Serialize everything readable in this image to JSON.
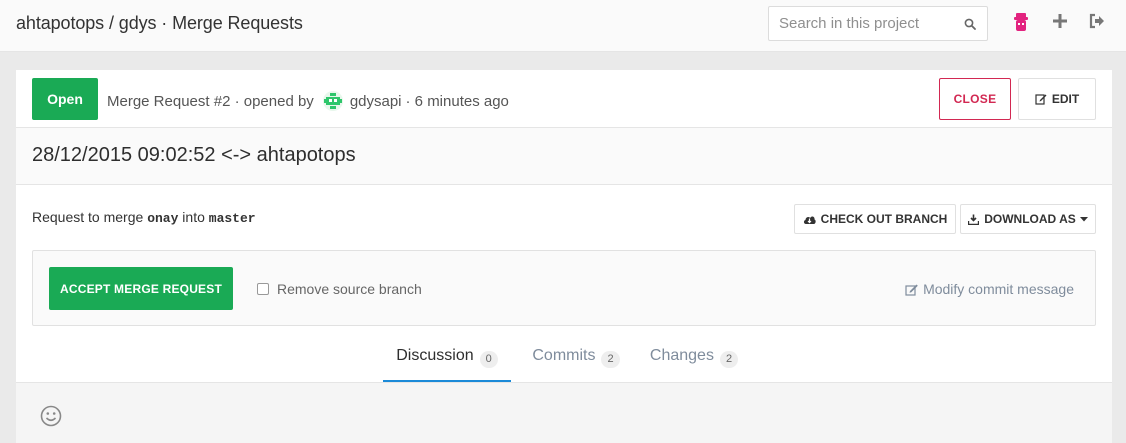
{
  "header": {
    "title": "ahtapotops / gdys · Merge Requests",
    "search_placeholder": "Search in this project",
    "icons": [
      "search-icon",
      "user-avatar-icon",
      "plus-icon",
      "sign-out-icon"
    ]
  },
  "merge_request": {
    "status": "Open",
    "meta_prefix": "Merge Request #2 · opened by",
    "author": "gdysapi",
    "meta_suffix": "· 6 minutes ago",
    "close_label": "CLOSE",
    "edit_label": "EDIT",
    "title": "28/12/2015 09:02:52 <-> ahtapotops",
    "request_prefix": "Request to merge",
    "source_branch": "onay",
    "request_into": "into",
    "target_branch": "master",
    "checkout_label": "CHECK OUT BRANCH",
    "download_label": "DOWNLOAD AS",
    "accept_label": "ACCEPT MERGE REQUEST",
    "remove_source_label": "Remove source branch",
    "modify_commit_label": "Modify commit message"
  },
  "tabs": [
    {
      "label": "Discussion",
      "count": "0",
      "active": true
    },
    {
      "label": "Commits",
      "count": "2",
      "active": false
    },
    {
      "label": "Changes",
      "count": "2",
      "active": false
    }
  ],
  "colors": {
    "accent_green": "#1aaa55",
    "close_red": "#d22852",
    "tab_active_border": "#1b8ad8",
    "user_icon_pink": "#e2237f"
  }
}
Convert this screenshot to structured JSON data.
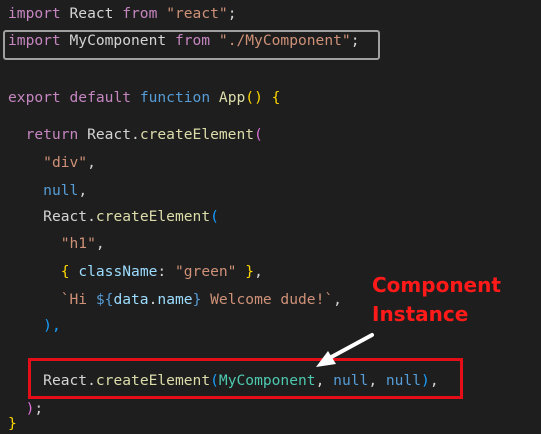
{
  "colors": {
    "background": "#1e1e1e",
    "keyword_control": "#c586c0",
    "keyword": "#569cd6",
    "string": "#ce9178",
    "function": "#dcdcaa",
    "variable": "#9cdcfe",
    "type": "#4ec9b0",
    "text": "#d4d4d4",
    "bracket_gold": "#ffd700",
    "bracket_pink": "#da70d6",
    "bracket_blue": "#179fff",
    "highlight_gray_border": "#a0a0a0",
    "highlight_red_border": "#e30e17",
    "annotation": "#ff1a1a",
    "arrow": "#ffffff"
  },
  "code_lines": [
    [
      [
        "import",
        "keyword_control"
      ],
      [
        " React ",
        "text"
      ],
      [
        "from",
        "keyword_control"
      ],
      [
        " ",
        "text"
      ],
      [
        "\"react\"",
        "string"
      ],
      [
        ";",
        "text"
      ]
    ],
    [
      [
        "import",
        "keyword_control"
      ],
      [
        " MyComponent ",
        "text"
      ],
      [
        "from",
        "keyword_control"
      ],
      [
        " ",
        "text"
      ],
      [
        "\"./MyComponent\"",
        "string"
      ],
      [
        ";",
        "text"
      ]
    ],
    [],
    [
      [
        "export",
        "keyword_control"
      ],
      [
        " ",
        "text"
      ],
      [
        "default",
        "keyword_control"
      ],
      [
        " ",
        "text"
      ],
      [
        "function",
        "keyword"
      ],
      [
        " ",
        "text"
      ],
      [
        "App",
        "function"
      ],
      [
        "(",
        "bracket_gold"
      ],
      [
        ")",
        "bracket_gold"
      ],
      [
        " ",
        "text"
      ],
      [
        "{",
        "bracket_gold"
      ]
    ],
    [],
    [
      [
        "  ",
        "text"
      ],
      [
        "return",
        "keyword_control"
      ],
      [
        " React",
        "text"
      ],
      [
        ".",
        "text"
      ],
      [
        "createElement",
        "function"
      ],
      [
        "(",
        "bracket_pink"
      ]
    ],
    [
      [
        "    ",
        "text"
      ],
      [
        "\"div\"",
        "string"
      ],
      [
        ",",
        "text"
      ]
    ],
    [
      [
        "    ",
        "text"
      ],
      [
        "null",
        "keyword"
      ],
      [
        ",",
        "text"
      ]
    ],
    [
      [
        "    ",
        "text"
      ],
      [
        "React",
        "text"
      ],
      [
        ".",
        "text"
      ],
      [
        "createElement",
        "function"
      ],
      [
        "(",
        "bracket_blue"
      ]
    ],
    [
      [
        "      ",
        "text"
      ],
      [
        "\"h1\"",
        "string"
      ],
      [
        ",",
        "text"
      ]
    ],
    [
      [
        "      ",
        "text"
      ],
      [
        "{",
        "bracket_gold"
      ],
      [
        " ",
        "text"
      ],
      [
        "className",
        "variable"
      ],
      [
        ": ",
        "text"
      ],
      [
        "\"green\"",
        "string"
      ],
      [
        " ",
        "text"
      ],
      [
        "}",
        "bracket_gold"
      ],
      [
        ",",
        "text"
      ]
    ],
    [
      [
        "      ",
        "text"
      ],
      [
        "`Hi ",
        "string"
      ],
      [
        "${",
        "keyword"
      ],
      [
        "data",
        "variable"
      ],
      [
        ".",
        "text"
      ],
      [
        "name",
        "variable"
      ],
      [
        "}",
        "keyword"
      ],
      [
        " Welcome dude!`",
        "string"
      ],
      [
        ",",
        "text"
      ]
    ],
    [
      [
        "    ",
        "text"
      ],
      [
        "),",
        "bracket_blue"
      ]
    ],
    [],
    [
      [
        "    ",
        "text"
      ],
      [
        "React",
        "text"
      ],
      [
        ".",
        "text"
      ],
      [
        "createElement",
        "function"
      ],
      [
        "(",
        "bracket_blue"
      ],
      [
        "MyComponent",
        "type"
      ],
      [
        ", ",
        "text"
      ],
      [
        "null",
        "keyword"
      ],
      [
        ", ",
        "text"
      ],
      [
        "null",
        "keyword"
      ],
      [
        ")",
        "bracket_blue"
      ],
      [
        ",",
        "text"
      ]
    ],
    [
      [
        "  ",
        "text"
      ],
      [
        ")",
        "bracket_pink"
      ],
      [
        ";",
        "text"
      ]
    ],
    [
      [
        "}",
        "bracket_gold"
      ]
    ]
  ],
  "annotation": {
    "line1": "Component",
    "line2": "Instance"
  }
}
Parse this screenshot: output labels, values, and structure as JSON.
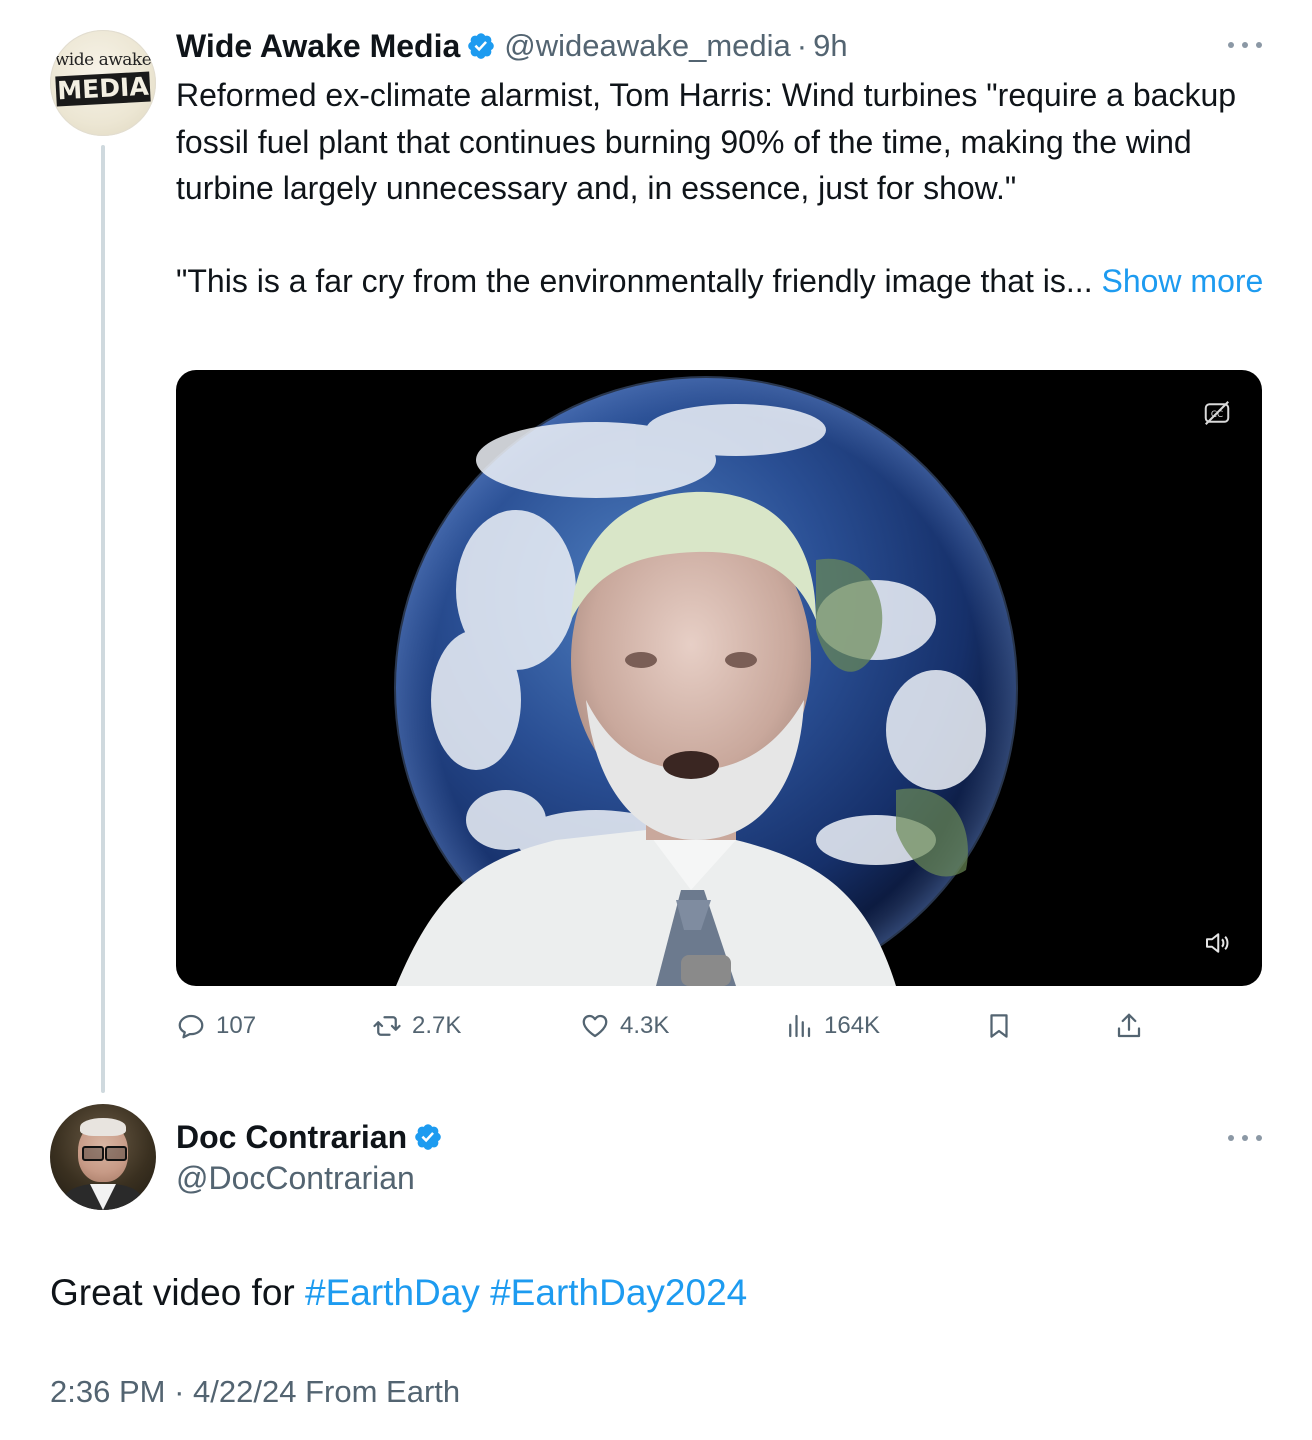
{
  "original_tweet": {
    "author": {
      "name": "Wide Awake Media",
      "handle": "@wideawake_media",
      "verified": true,
      "avatar_text_top": "wide awake",
      "avatar_text_bottom": "MEDIA"
    },
    "separator": "·",
    "time_ago": "9h",
    "text_paragraph_1": "Reformed ex-climate alarmist, Tom Harris: Wind turbines \"require a backup fossil fuel plant that continues burning 90% of the time, making the wind turbine largely unnecessary and, in essence, just for show.\"",
    "text_paragraph_2": "\"This is a far cry from the environmentally friendly image that is...",
    "show_more_label": "Show more",
    "media": {
      "type": "video",
      "cc_icon": "closed-captions-off-icon",
      "sound_icon": "volume-icon"
    },
    "actions": {
      "replies": "107",
      "reposts": "2.7K",
      "likes": "4.3K",
      "views": "164K"
    },
    "more_icon": "more-options-icon"
  },
  "reply": {
    "author": {
      "name": "Doc Contrarian",
      "handle": "@DocContrarian",
      "verified": true
    },
    "text_prefix": "Great video for",
    "hashtags": [
      "#EarthDay",
      "#EarthDay2024"
    ],
    "timestamp": "2:36 PM",
    "date": "4/22/24",
    "location": "From Earth",
    "separator": "·"
  },
  "colors": {
    "accent": "#1d9bf0",
    "text": "#0f1419",
    "secondary": "#536471",
    "thread_line": "#cfd9de"
  }
}
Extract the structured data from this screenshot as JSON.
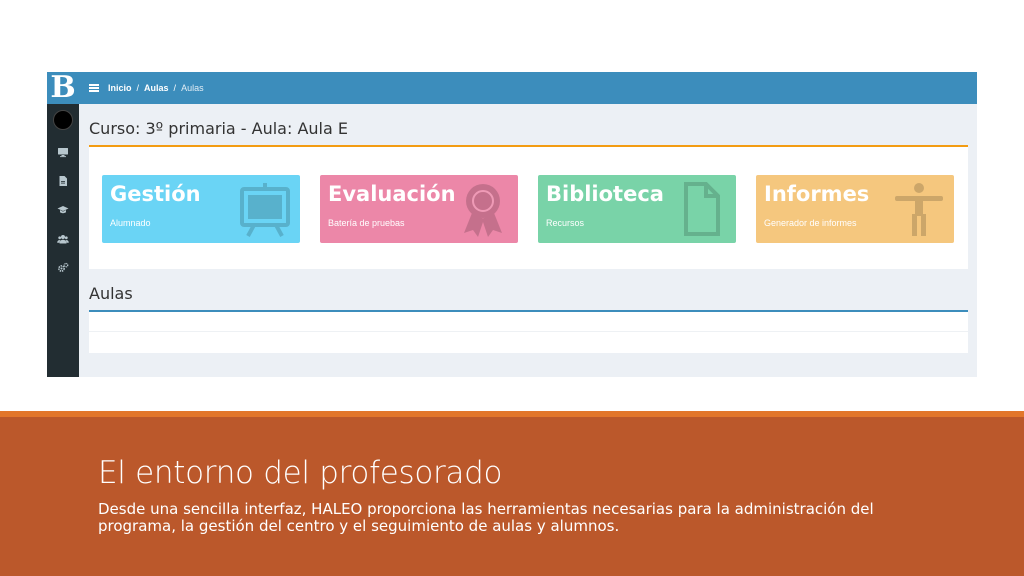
{
  "app": {
    "logo_letter": "B",
    "breadcrumb": [
      "Inicio",
      "Aulas",
      "Aulas"
    ],
    "breadcrumb_separator": "/",
    "sidebar_icons": [
      "desktop-icon",
      "file-icon",
      "graduation-cap-icon",
      "users-icon",
      "cogs-icon"
    ],
    "page_heading": "Curso: 3º primaria - Aula: Aula E",
    "tiles": [
      {
        "title": "Gestión",
        "subtitle": "Alumnado",
        "color": "#6ad4f5",
        "icon": "easel-icon"
      },
      {
        "title": "Evaluación",
        "subtitle": "Batería de pruebas",
        "color": "#ec87a8",
        "icon": "award-icon"
      },
      {
        "title": "Biblioteca",
        "subtitle": "Recursos",
        "color": "#79d3a8",
        "icon": "document-icon"
      },
      {
        "title": "Informes",
        "subtitle": "Generador de informes",
        "color": "#f5c77e",
        "icon": "accessibility-icon"
      }
    ],
    "section_heading": "Aulas"
  },
  "colors": {
    "topbar": "#3c8dbc",
    "sidebar": "#222d32",
    "content_bg": "#ecf0f5",
    "box_accent_orange": "#f39c12",
    "box_accent_blue": "#3c8dbc",
    "band": "#bb582b",
    "band_accent": "#e2762b"
  },
  "slide": {
    "title": "El entorno del profesorado",
    "body": "Desde una sencilla interfaz, HALEO proporciona las herramientas necesarias para la administración del programa, la gestión del centro y el seguimiento de aulas y alumnos."
  }
}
***
• _Exercise brief_: Copy out all lines that carry the word "true".

• _The completed task_:
      "active": true
      "verified": true,
      "verified": true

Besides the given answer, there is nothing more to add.